[start]
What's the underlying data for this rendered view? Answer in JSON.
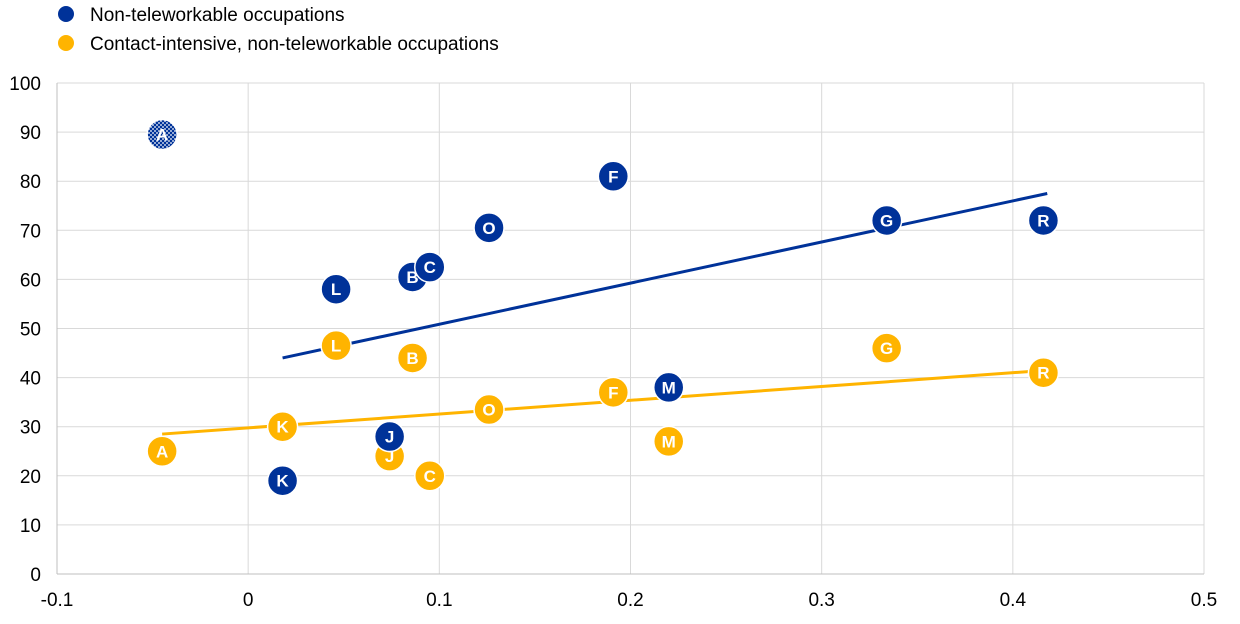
{
  "chart_data": {
    "type": "scatter",
    "title": "",
    "xlabel": "",
    "ylabel": "",
    "xlim": [
      -0.1,
      0.5
    ],
    "ylim": [
      0,
      100
    ],
    "x_ticks": [
      "-0.1",
      "0",
      "0.1",
      "0.2",
      "0.3",
      "0.4",
      "0.5"
    ],
    "y_ticks": [
      "0",
      "10",
      "20",
      "30",
      "40",
      "50",
      "60",
      "70",
      "80",
      "90",
      "100"
    ],
    "grid": true,
    "legend_position": "top-left",
    "series": [
      {
        "name": "Non-teleworkable occupations",
        "color": "#003299",
        "trendline": {
          "x": [
            0.018,
            0.418
          ],
          "y": [
            44.0,
            77.5
          ]
        },
        "points": [
          {
            "label": "A",
            "x": -0.045,
            "y": 89.5,
            "pattern": "dotted"
          },
          {
            "label": "B",
            "x": 0.086,
            "y": 60.5
          },
          {
            "label": "C",
            "x": 0.095,
            "y": 62.5
          },
          {
            "label": "F",
            "x": 0.191,
            "y": 81.0
          },
          {
            "label": "G",
            "x": 0.334,
            "y": 72.0
          },
          {
            "label": "J",
            "x": 0.074,
            "y": 28.0
          },
          {
            "label": "K",
            "x": 0.018,
            "y": 19.0
          },
          {
            "label": "L",
            "x": 0.046,
            "y": 58.0
          },
          {
            "label": "M",
            "x": 0.22,
            "y": 38.0
          },
          {
            "label": "O",
            "x": 0.126,
            "y": 70.5
          },
          {
            "label": "R",
            "x": 0.416,
            "y": 72.0
          }
        ]
      },
      {
        "name": "Contact-intensive, non-teleworkable occupations",
        "color": "#FFB400",
        "trendline": {
          "x": [
            -0.045,
            0.418
          ],
          "y": [
            28.5,
            41.5
          ]
        },
        "points": [
          {
            "label": "A",
            "x": -0.045,
            "y": 25.0
          },
          {
            "label": "B",
            "x": 0.086,
            "y": 44.0
          },
          {
            "label": "C",
            "x": 0.095,
            "y": 20.0
          },
          {
            "label": "F",
            "x": 0.191,
            "y": 37.0
          },
          {
            "label": "G",
            "x": 0.334,
            "y": 46.0
          },
          {
            "label": "J",
            "x": 0.074,
            "y": 24.0
          },
          {
            "label": "K",
            "x": 0.018,
            "y": 30.0
          },
          {
            "label": "L",
            "x": 0.046,
            "y": 46.5
          },
          {
            "label": "M",
            "x": 0.22,
            "y": 27.0
          },
          {
            "label": "O",
            "x": 0.126,
            "y": 33.5
          },
          {
            "label": "R",
            "x": 0.416,
            "y": 41.0
          }
        ]
      }
    ]
  }
}
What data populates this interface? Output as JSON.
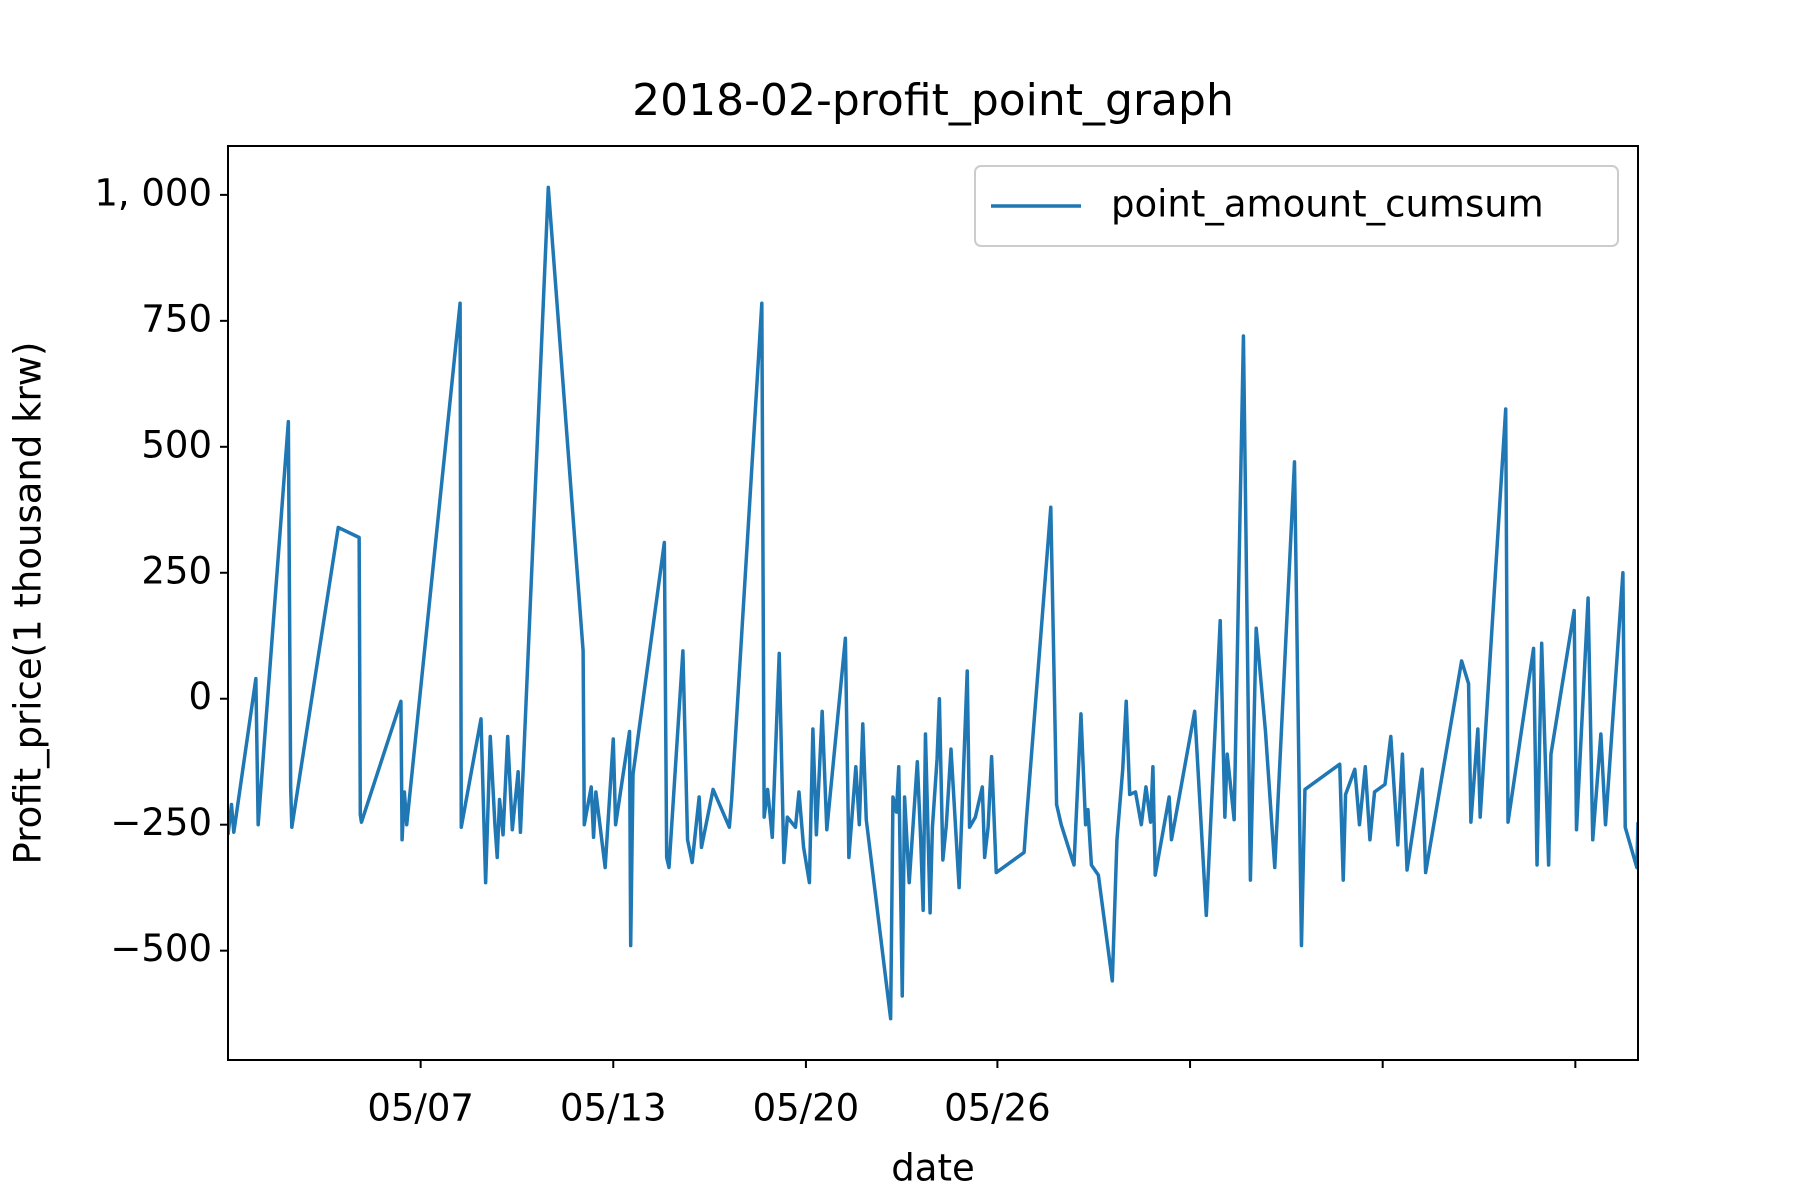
{
  "chart_data": {
    "type": "line",
    "title": "2018-02-profit_point_graph",
    "x_label": "date",
    "y_label": "Profit_price(1 thousand krw)",
    "x": [
      0,
      3,
      5,
      24,
      26,
      52,
      54,
      55,
      95,
      113,
      114,
      115,
      149,
      150,
      152,
      154,
      200,
      201,
      218,
      222,
      226,
      230,
      232,
      234,
      237,
      241,
      245,
      250,
      252,
      276,
      306,
      307,
      313,
      315,
      317,
      325,
      332,
      334,
      346,
      347,
      349,
      376,
      378,
      380,
      392,
      396,
      400,
      406,
      408,
      418,
      432,
      434,
      460,
      462,
      465,
      469,
      475,
      479,
      482,
      489,
      492,
      496,
      501,
      504,
      507,
      512,
      516,
      532,
      535,
      541,
      544,
      547,
      550,
      571,
      573,
      576,
      578,
      581,
      583,
      587,
      594,
      597,
      599,
      601,
      605,
      607,
      611,
      613,
      616,
      619,
      623,
      630,
      637,
      639,
      644,
      650,
      652,
      655,
      658,
      662,
      686,
      688,
      709,
      714,
      718,
      729,
      735,
      739,
      741,
      744,
      750,
      762,
      766,
      771,
      774,
      777,
      782,
      787,
      791,
      795,
      797,
      799,
      811,
      813,
      833,
      843,
      855,
      859,
      861,
      867,
      875,
      881,
      886,
      894,
      902,
      919,
      925,
      928,
      958,
      961,
      963,
      971,
      975,
      980,
      984,
      988,
      997,
      1002,
      1008,
      1012,
      1016,
      1029,
      1032,
      1063,
      1069,
      1071,
      1077,
      1079,
      1101,
      1103,
      1125,
      1128,
      1132,
      1138,
      1140,
      1160,
      1162,
      1172,
      1176,
      1183,
      1187,
      1202,
      1204,
      1214,
      1215
    ],
    "series": [
      {
        "name": "point_amount_cumsum",
        "color": "#1f77b4",
        "values": [
          -270,
          -210,
          -265,
          40,
          -250,
          550,
          -175,
          -255,
          340,
          320,
          -230,
          -245,
          -5,
          -280,
          -185,
          -250,
          785,
          -255,
          -40,
          -365,
          -75,
          -250,
          -315,
          -200,
          -270,
          -75,
          -260,
          -145,
          -265,
          1015,
          95,
          -250,
          -175,
          -275,
          -185,
          -335,
          -80,
          -250,
          -65,
          -490,
          -150,
          310,
          -315,
          -335,
          95,
          -280,
          -325,
          -195,
          -295,
          -180,
          -255,
          -200,
          785,
          -235,
          -180,
          -275,
          90,
          -325,
          -235,
          -255,
          -185,
          -295,
          -365,
          -60,
          -270,
          -25,
          -260,
          120,
          -315,
          -135,
          -250,
          -50,
          -240,
          -635,
          -195,
          -225,
          -135,
          -590,
          -195,
          -365,
          -125,
          -285,
          -420,
          -70,
          -425,
          -255,
          -120,
          0,
          -320,
          -250,
          -100,
          -375,
          55,
          -255,
          -235,
          -175,
          -315,
          -255,
          -115,
          -345,
          -305,
          -240,
          380,
          -210,
          -250,
          -330,
          -30,
          -250,
          -220,
          -330,
          -350,
          -560,
          -280,
          -140,
          -5,
          -190,
          -185,
          -250,
          -175,
          -245,
          -135,
          -350,
          -195,
          -280,
          -25,
          -430,
          155,
          -235,
          -110,
          -240,
          720,
          -360,
          140,
          -65,
          -335,
          470,
          -490,
          -180,
          -130,
          -360,
          -190,
          -140,
          -250,
          -135,
          -280,
          -185,
          -170,
          -75,
          -290,
          -110,
          -340,
          -140,
          -345,
          75,
          30,
          -245,
          -60,
          -235,
          575,
          -245,
          100,
          -330,
          110,
          -330,
          -110,
          175,
          -260,
          200,
          -280,
          -70,
          -250,
          250,
          -255,
          -335,
          -245
        ]
      }
    ],
    "xlim": [
      0,
      1215
    ],
    "xticks": [
      {
        "value": 166,
        "label": "05/07"
      },
      {
        "value": 332,
        "label": "05/13"
      },
      {
        "value": 498,
        "label": "05/20"
      },
      {
        "value": 663,
        "label": "05/26"
      },
      {
        "value": 829,
        "label": null
      },
      {
        "value": 995,
        "label": null
      },
      {
        "value": 1161,
        "label": null
      }
    ],
    "ylim": [
      -717,
      1097
    ],
    "yticks": [
      {
        "value": -500,
        "label": "−500"
      },
      {
        "value": -250,
        "label": "−250"
      },
      0,
      250,
      500,
      750,
      {
        "value": 1000,
        "label": "1, 000"
      }
    ],
    "legend": "upper right"
  }
}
[end]
Retype all entries exactly as they appear, dropping the images.

# WORKED SOLUTION
What's the underlying data for this rendered view? Answer in JSON.
{
  "chart_data": {
    "type": "scatter",
    "title": "",
    "xlabel": "",
    "ylabel": "",
    "xlim": [
      -0.1,
      0.5
    ],
    "ylim": [
      0,
      100
    ],
    "x_ticks": [
      "-0.1",
      "0",
      "0.1",
      "0.2",
      "0.3",
      "0.4",
      "0.5"
    ],
    "y_ticks": [
      "0",
      "10",
      "20",
      "30",
      "40",
      "50",
      "60",
      "70",
      "80",
      "90",
      "100"
    ],
    "grid": true,
    "legend_position": "top-left",
    "series": [
      {
        "name": "Non-teleworkable occupations",
        "color": "#003299",
        "trendline": {
          "x": [
            0.018,
            0.418
          ],
          "y": [
            44.0,
            77.5
          ]
        },
        "points": [
          {
            "label": "A",
            "x": -0.045,
            "y": 89.5,
            "pattern": "dotted"
          },
          {
            "label": "B",
            "x": 0.086,
            "y": 60.5
          },
          {
            "label": "C",
            "x": 0.095,
            "y": 62.5
          },
          {
            "label": "F",
            "x": 0.191,
            "y": 81.0
          },
          {
            "label": "G",
            "x": 0.334,
            "y": 72.0
          },
          {
            "label": "J",
            "x": 0.074,
            "y": 28.0
          },
          {
            "label": "K",
            "x": 0.018,
            "y": 19.0
          },
          {
            "label": "L",
            "x": 0.046,
            "y": 58.0
          },
          {
            "label": "M",
            "x": 0.22,
            "y": 38.0
          },
          {
            "label": "O",
            "x": 0.126,
            "y": 70.5
          },
          {
            "label": "R",
            "x": 0.416,
            "y": 72.0
          }
        ]
      },
      {
        "name": "Contact-intensive, non-teleworkable occupations",
        "color": "#FFB400",
        "trendline": {
          "x": [
            -0.045,
            0.418
          ],
          "y": [
            28.5,
            41.5
          ]
        },
        "points": [
          {
            "label": "A",
            "x": -0.045,
            "y": 25.0
          },
          {
            "label": "B",
            "x": 0.086,
            "y": 44.0
          },
          {
            "label": "C",
            "x": 0.095,
            "y": 20.0
          },
          {
            "label": "F",
            "x": 0.191,
            "y": 37.0
          },
          {
            "label": "G",
            "x": 0.334,
            "y": 46.0
          },
          {
            "label": "J",
            "x": 0.074,
            "y": 24.0
          },
          {
            "label": "K",
            "x": 0.018,
            "y": 30.0
          },
          {
            "label": "L",
            "x": 0.046,
            "y": 46.5
          },
          {
            "label": "M",
            "x": 0.22,
            "y": 27.0
          },
          {
            "label": "O",
            "x": 0.126,
            "y": 33.5
          },
          {
            "label": "R",
            "x": 0.416,
            "y": 41.0
          }
        ]
      }
    ]
  }
}
What data populates this interface? Output as JSON.
{
  "chart_data": {
    "type": "line",
    "title": "2018-02-profit_point_graph",
    "x_label": "date",
    "y_label": "Profit_price(1 thousand krw)",
    "x": [
      0,
      3,
      5,
      24,
      26,
      52,
      54,
      55,
      95,
      113,
      114,
      115,
      149,
      150,
      152,
      154,
      200,
      201,
      218,
      222,
      226,
      230,
      232,
      234,
      237,
      241,
      245,
      250,
      252,
      276,
      306,
      307,
      313,
      315,
      317,
      325,
      332,
      334,
      346,
      347,
      349,
      376,
      378,
      380,
      392,
      396,
      400,
      406,
      408,
      418,
      432,
      434,
      460,
      462,
      465,
      469,
      475,
      479,
      482,
      489,
      492,
      496,
      501,
      504,
      507,
      512,
      516,
      532,
      535,
      541,
      544,
      547,
      550,
      571,
      573,
      576,
      578,
      581,
      583,
      587,
      594,
      597,
      599,
      601,
      605,
      607,
      611,
      613,
      616,
      619,
      623,
      630,
      637,
      639,
      644,
      650,
      652,
      655,
      658,
      662,
      686,
      688,
      709,
      714,
      718,
      729,
      735,
      739,
      741,
      744,
      750,
      762,
      766,
      771,
      774,
      777,
      782,
      787,
      791,
      795,
      797,
      799,
      811,
      813,
      833,
      843,
      855,
      859,
      861,
      867,
      875,
      881,
      886,
      894,
      902,
      919,
      925,
      928,
      958,
      961,
      963,
      971,
      975,
      980,
      984,
      988,
      997,
      1002,
      1008,
      1012,
      1016,
      1029,
      1032,
      1063,
      1069,
      1071,
      1077,
      1079,
      1101,
      1103,
      1125,
      1128,
      1132,
      1138,
      1140,
      1160,
      1162,
      1172,
      1176,
      1183,
      1187,
      1202,
      1204,
      1214,
      1215
    ],
    "series": [
      {
        "name": "point_amount_cumsum",
        "color": "#1f77b4",
        "values": [
          -270,
          -210,
          -265,
          40,
          -250,
          550,
          -175,
          -255,
          340,
          320,
          -230,
          -245,
          -5,
          -280,
          -185,
          -250,
          785,
          -255,
          -40,
          -365,
          -75,
          -250,
          -315,
          -200,
          -270,
          -75,
          -260,
          -145,
          -265,
          1015,
          95,
          -250,
          -175,
          -275,
          -185,
          -335,
          -80,
          -250,
          -65,
          -490,
          -150,
          310,
          -315,
          -335,
          95,
          -280,
          -325,
          -195,
          -295,
          -180,
          -255,
          -200,
          785,
          -235,
          -180,
          -275,
          90,
          -325,
          -235,
          -255,
          -185,
          -295,
          -365,
          -60,
          -270,
          -25,
          -260,
          120,
          -315,
          -135,
          -250,
          -50,
          -240,
          -635,
          -195,
          -225,
          -135,
          -590,
          -195,
          -365,
          -125,
          -285,
          -420,
          -70,
          -425,
          -255,
          -120,
          0,
          -320,
          -250,
          -100,
          -375,
          55,
          -255,
          -235,
          -175,
          -315,
          -255,
          -115,
          -345,
          -305,
          -240,
          380,
          -210,
          -250,
          -330,
          -30,
          -250,
          -220,
          -330,
          -350,
          -560,
          -280,
          -140,
          -5,
          -190,
          -185,
          -250,
          -175,
          -245,
          -135,
          -350,
          -195,
          -280,
          -25,
          -430,
          155,
          -235,
          -110,
          -240,
          720,
          -360,
          140,
          -65,
          -335,
          470,
          -490,
          -180,
          -130,
          -360,
          -190,
          -140,
          -250,
          -135,
          -280,
          -185,
          -170,
          -75,
          -290,
          -110,
          -340,
          -140,
          -345,
          75,
          30,
          -245,
          -60,
          -235,
          575,
          -245,
          100,
          -330,
          110,
          -330,
          -110,
          175,
          -260,
          200,
          -280,
          -70,
          -250,
          250,
          -255,
          -335,
          -245
        ]
      }
    ],
    "xlim": [
      0,
      1215
    ],
    "xticks": [
      {
        "value": 166,
        "label": "05/07"
      },
      {
        "value": 332,
        "label": "05/13"
      },
      {
        "value": 498,
        "label": "05/20"
      },
      {
        "value": 663,
        "label": "05/26"
      },
      {
        "value": 829,
        "label": null
      },
      {
        "value": 995,
        "label": null
      },
      {
        "value": 1161,
        "label": null
      }
    ],
    "ylim": [
      -717,
      1097
    ],
    "yticks": [
      {
        "value": -500,
        "label": "−500"
      },
      {
        "value": -250,
        "label": "−250"
      },
      0,
      250,
      500,
      750,
      {
        "value": 1000,
        "label": "1, 000"
      }
    ],
    "legend": "upper right"
  }
}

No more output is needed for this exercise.